> _PROBLEM REQUIREMENTS_: Copy out the entries below in full and exactly.

(Rows from a figure dataset)
◆ ◆ ◆ ◆ ◆

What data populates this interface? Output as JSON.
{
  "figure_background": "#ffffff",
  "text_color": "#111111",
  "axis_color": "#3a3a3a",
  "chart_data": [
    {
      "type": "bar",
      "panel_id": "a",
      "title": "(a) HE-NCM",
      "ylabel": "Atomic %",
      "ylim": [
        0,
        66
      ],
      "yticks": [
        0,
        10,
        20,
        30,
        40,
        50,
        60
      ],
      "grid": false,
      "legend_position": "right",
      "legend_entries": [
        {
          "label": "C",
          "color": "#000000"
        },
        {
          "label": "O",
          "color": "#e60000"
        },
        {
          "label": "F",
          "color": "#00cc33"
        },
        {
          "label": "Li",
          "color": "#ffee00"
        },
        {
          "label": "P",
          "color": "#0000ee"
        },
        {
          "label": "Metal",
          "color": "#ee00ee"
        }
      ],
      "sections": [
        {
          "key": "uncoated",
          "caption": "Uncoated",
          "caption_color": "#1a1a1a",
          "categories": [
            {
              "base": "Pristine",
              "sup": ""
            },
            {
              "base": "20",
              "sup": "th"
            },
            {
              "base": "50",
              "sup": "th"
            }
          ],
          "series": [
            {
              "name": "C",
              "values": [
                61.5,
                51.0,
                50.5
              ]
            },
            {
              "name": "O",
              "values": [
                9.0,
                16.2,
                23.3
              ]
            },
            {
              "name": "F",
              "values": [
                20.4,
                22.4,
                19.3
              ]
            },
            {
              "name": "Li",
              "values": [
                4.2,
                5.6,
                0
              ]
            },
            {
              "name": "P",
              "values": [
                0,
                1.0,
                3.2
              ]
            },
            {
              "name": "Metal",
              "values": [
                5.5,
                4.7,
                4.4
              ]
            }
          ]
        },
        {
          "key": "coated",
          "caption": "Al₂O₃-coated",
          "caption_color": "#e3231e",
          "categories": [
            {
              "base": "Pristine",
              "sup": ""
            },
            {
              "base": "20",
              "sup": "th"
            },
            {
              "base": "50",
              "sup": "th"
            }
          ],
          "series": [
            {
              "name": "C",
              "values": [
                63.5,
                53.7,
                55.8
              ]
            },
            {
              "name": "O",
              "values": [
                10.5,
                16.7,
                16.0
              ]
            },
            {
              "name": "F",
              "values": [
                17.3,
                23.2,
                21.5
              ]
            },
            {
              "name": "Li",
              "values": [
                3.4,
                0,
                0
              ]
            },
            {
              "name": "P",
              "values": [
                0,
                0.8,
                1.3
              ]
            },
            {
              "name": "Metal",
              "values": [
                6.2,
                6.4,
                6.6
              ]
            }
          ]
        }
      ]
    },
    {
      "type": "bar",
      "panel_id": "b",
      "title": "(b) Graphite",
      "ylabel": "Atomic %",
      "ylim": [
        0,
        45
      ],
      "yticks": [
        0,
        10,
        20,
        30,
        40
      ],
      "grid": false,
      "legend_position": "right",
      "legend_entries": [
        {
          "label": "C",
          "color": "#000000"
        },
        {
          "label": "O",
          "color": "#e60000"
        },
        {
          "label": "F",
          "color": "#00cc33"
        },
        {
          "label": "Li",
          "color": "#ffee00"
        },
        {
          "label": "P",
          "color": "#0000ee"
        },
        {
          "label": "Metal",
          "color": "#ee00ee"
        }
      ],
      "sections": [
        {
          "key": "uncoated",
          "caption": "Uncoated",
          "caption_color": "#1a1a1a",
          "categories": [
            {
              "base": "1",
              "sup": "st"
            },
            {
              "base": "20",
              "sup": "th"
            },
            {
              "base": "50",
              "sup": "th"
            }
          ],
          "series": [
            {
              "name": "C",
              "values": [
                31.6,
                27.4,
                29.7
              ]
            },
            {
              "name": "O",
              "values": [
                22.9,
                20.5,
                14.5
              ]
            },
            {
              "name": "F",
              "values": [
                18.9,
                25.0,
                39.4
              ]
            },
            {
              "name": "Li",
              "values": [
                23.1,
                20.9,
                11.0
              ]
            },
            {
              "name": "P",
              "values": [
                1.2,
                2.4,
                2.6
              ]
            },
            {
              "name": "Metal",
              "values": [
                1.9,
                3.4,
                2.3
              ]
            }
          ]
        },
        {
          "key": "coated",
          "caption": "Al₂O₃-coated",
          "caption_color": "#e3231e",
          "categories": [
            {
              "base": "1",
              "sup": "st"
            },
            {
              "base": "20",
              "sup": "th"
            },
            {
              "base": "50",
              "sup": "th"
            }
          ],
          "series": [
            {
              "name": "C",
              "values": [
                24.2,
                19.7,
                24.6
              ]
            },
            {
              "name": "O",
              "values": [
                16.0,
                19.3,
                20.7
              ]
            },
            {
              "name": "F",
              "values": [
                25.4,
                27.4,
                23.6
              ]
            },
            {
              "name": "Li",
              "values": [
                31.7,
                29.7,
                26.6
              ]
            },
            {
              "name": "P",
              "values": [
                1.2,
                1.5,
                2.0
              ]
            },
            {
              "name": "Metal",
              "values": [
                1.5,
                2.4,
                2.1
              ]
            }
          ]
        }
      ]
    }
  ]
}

◆ ◆ ◆ ◆ ◆

> _ANSWER TO THE PROBLEM_:
What data populates this interface? Output as JSON.
{
  "figure_background": "#ffffff",
  "text_color": "#111111",
  "axis_color": "#3a3a3a",
  "chart_data": [
    {
      "type": "bar",
      "panel_id": "a",
      "title": "(a) HE-NCM",
      "ylabel": "Atomic %",
      "ylim": [
        0,
        66
      ],
      "yticks": [
        0,
        10,
        20,
        30,
        40,
        50,
        60
      ],
      "grid": false,
      "legend_position": "right",
      "legend_entries": [
        {
          "label": "C",
          "color": "#000000"
        },
        {
          "label": "O",
          "color": "#e60000"
        },
        {
          "label": "F",
          "color": "#00cc33"
        },
        {
          "label": "Li",
          "color": "#ffee00"
        },
        {
          "label": "P",
          "color": "#0000ee"
        },
        {
          "label": "Metal",
          "color": "#ee00ee"
        }
      ],
      "sections": [
        {
          "key": "uncoated",
          "caption": "Uncoated",
          "caption_color": "#1a1a1a",
          "categories": [
            {
              "base": "Pristine",
              "sup": ""
            },
            {
              "base": "20",
              "sup": "th"
            },
            {
              "base": "50",
              "sup": "th"
            }
          ],
          "series": [
            {
              "name": "C",
              "values": [
                61.5,
                51.0,
                50.5
              ]
            },
            {
              "name": "O",
              "values": [
                9.0,
                16.2,
                23.3
              ]
            },
            {
              "name": "F",
              "values": [
                20.4,
                22.4,
                19.3
              ]
            },
            {
              "name": "Li",
              "values": [
                4.2,
                5.6,
                0
              ]
            },
            {
              "name": "P",
              "values": [
                0,
                1.0,
                3.2
              ]
            },
            {
              "name": "Metal",
              "values": [
                5.5,
                4.7,
                4.4
              ]
            }
          ]
        },
        {
          "key": "coated",
          "caption": "Al₂O₃-coated",
          "caption_color": "#e3231e",
          "categories": [
            {
              "base": "Pristine",
              "sup": ""
            },
            {
              "base": "20",
              "sup": "th"
            },
            {
              "base": "50",
              "sup": "th"
            }
          ],
          "series": [
            {
              "name": "C",
              "values": [
                63.5,
                53.7,
                55.8
              ]
            },
            {
              "name": "O",
              "values": [
                10.5,
                16.7,
                16.0
              ]
            },
            {
              "name": "F",
              "values": [
                17.3,
                23.2,
                21.5
              ]
            },
            {
              "name": "Li",
              "values": [
                3.4,
                0,
                0
              ]
            },
            {
              "name": "P",
              "values": [
                0,
                0.8,
                1.3
              ]
            },
            {
              "name": "Metal",
              "values": [
                6.2,
                6.4,
                6.6
              ]
            }
          ]
        }
      ]
    },
    {
      "type": "bar",
      "panel_id": "b",
      "title": "(b) Graphite",
      "ylabel": "Atomic %",
      "ylim": [
        0,
        45
      ],
      "yticks": [
        0,
        10,
        20,
        30,
        40
      ],
      "grid": false,
      "legend_position": "right",
      "legend_entries": [
        {
          "label": "C",
          "color": "#000000"
        },
        {
          "label": "O",
          "color": "#e60000"
        },
        {
          "label": "F",
          "color": "#00cc33"
        },
        {
          "label": "Li",
          "color": "#ffee00"
        },
        {
          "label": "P",
          "color": "#0000ee"
        },
        {
          "label": "Metal",
          "color": "#ee00ee"
        }
      ],
      "sections": [
        {
          "key": "uncoated",
          "caption": "Uncoated",
          "caption_color": "#1a1a1a",
          "categories": [
            {
              "base": "1",
              "sup": "st"
            },
            {
              "base": "20",
              "sup": "th"
            },
            {
              "base": "50",
              "sup": "th"
            }
          ],
          "series": [
            {
              "name": "C",
              "values": [
                31.6,
                27.4,
                29.7
              ]
            },
            {
              "name": "O",
              "values": [
                22.9,
                20.5,
                14.5
              ]
            },
            {
              "name": "F",
              "values": [
                18.9,
                25.0,
                39.4
              ]
            },
            {
              "name": "Li",
              "values": [
                23.1,
                20.9,
                11.0
              ]
            },
            {
              "name": "P",
              "values": [
                1.2,
                2.4,
                2.6
              ]
            },
            {
              "name": "Metal",
              "values": [
                1.9,
                3.4,
                2.3
              ]
            }
          ]
        },
        {
          "key": "coated",
          "caption": "Al₂O₃-coated",
          "caption_color": "#e3231e",
          "categories": [
            {
              "base": "1",
              "sup": "st"
            },
            {
              "base": "20",
              "sup": "th"
            },
            {
              "base": "50",
              "sup": "th"
            }
          ],
          "series": [
            {
              "name": "C",
              "values": [
                24.2,
                19.7,
                24.6
              ]
            },
            {
              "name": "O",
              "values": [
                16.0,
                19.3,
                20.7
              ]
            },
            {
              "name": "F",
              "values": [
                25.4,
                27.4,
                23.6
              ]
            },
            {
              "name": "Li",
              "values": [
                31.7,
                29.7,
                26.6
              ]
            },
            {
              "name": "P",
              "values": [
                1.2,
                1.5,
                2.0
              ]
            },
            {
              "name": "Metal",
              "values": [
                1.5,
                2.4,
                2.1
              ]
            }
          ]
        }
      ]
    }
  ]
}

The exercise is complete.